● **Stated goal**: In the entries below, identify every line with the string "screenshot" and copy it.
-- BEGIN Stored data --
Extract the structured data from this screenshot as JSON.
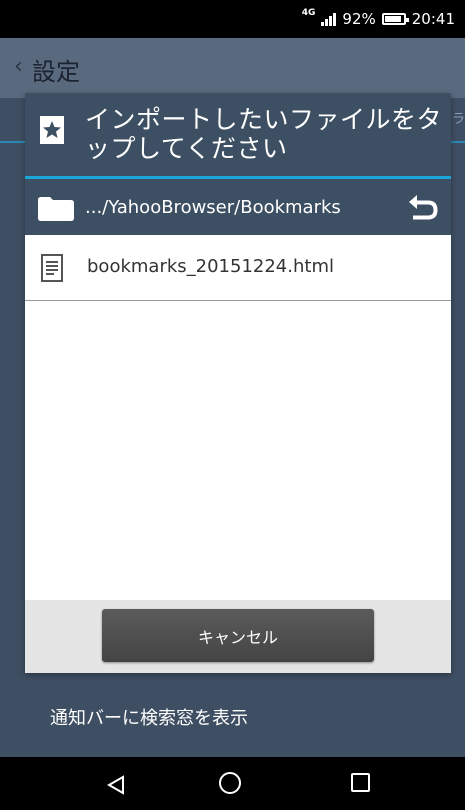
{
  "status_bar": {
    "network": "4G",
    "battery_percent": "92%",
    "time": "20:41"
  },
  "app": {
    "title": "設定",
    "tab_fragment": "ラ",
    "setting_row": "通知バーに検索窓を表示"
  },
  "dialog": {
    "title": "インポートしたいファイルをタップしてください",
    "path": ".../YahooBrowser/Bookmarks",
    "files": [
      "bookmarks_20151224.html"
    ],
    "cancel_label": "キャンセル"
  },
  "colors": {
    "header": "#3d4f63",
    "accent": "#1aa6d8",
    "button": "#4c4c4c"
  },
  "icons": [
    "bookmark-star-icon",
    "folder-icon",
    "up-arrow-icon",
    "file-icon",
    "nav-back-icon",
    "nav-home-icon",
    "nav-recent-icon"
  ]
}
-- END Stored data --
-- BEGIN Stored data --
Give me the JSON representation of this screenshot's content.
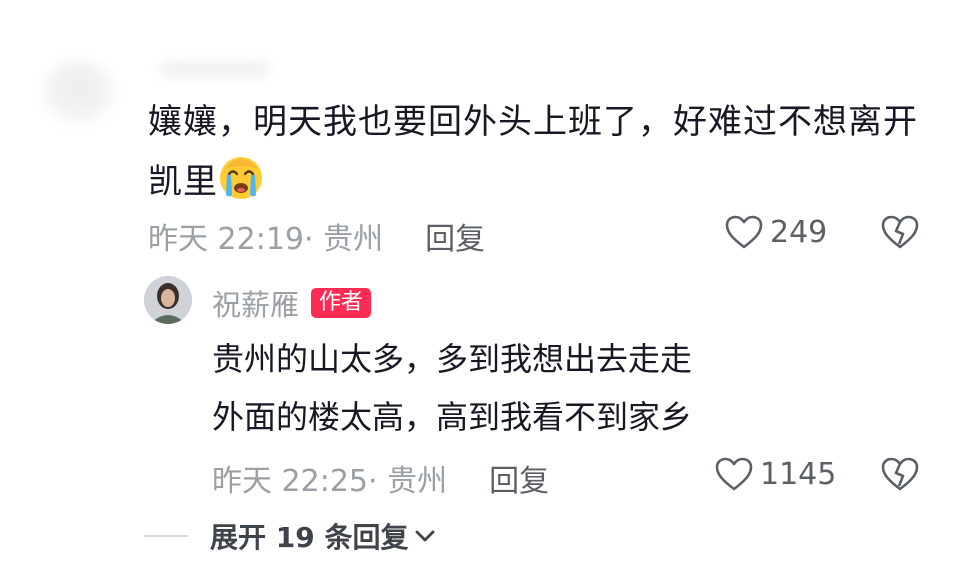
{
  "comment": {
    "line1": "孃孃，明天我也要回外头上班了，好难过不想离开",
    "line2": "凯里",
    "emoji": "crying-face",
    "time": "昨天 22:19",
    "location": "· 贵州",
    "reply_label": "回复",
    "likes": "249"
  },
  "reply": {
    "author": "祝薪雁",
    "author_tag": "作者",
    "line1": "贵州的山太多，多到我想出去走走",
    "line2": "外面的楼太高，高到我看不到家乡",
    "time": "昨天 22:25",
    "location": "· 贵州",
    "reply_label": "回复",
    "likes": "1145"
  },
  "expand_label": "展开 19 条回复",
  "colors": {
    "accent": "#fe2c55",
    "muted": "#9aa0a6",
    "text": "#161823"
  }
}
-- END Stored data --
● **Written answer**:
Extract the structured data from this screenshot as JSON.
Give me the JSON representation of this screenshot's content.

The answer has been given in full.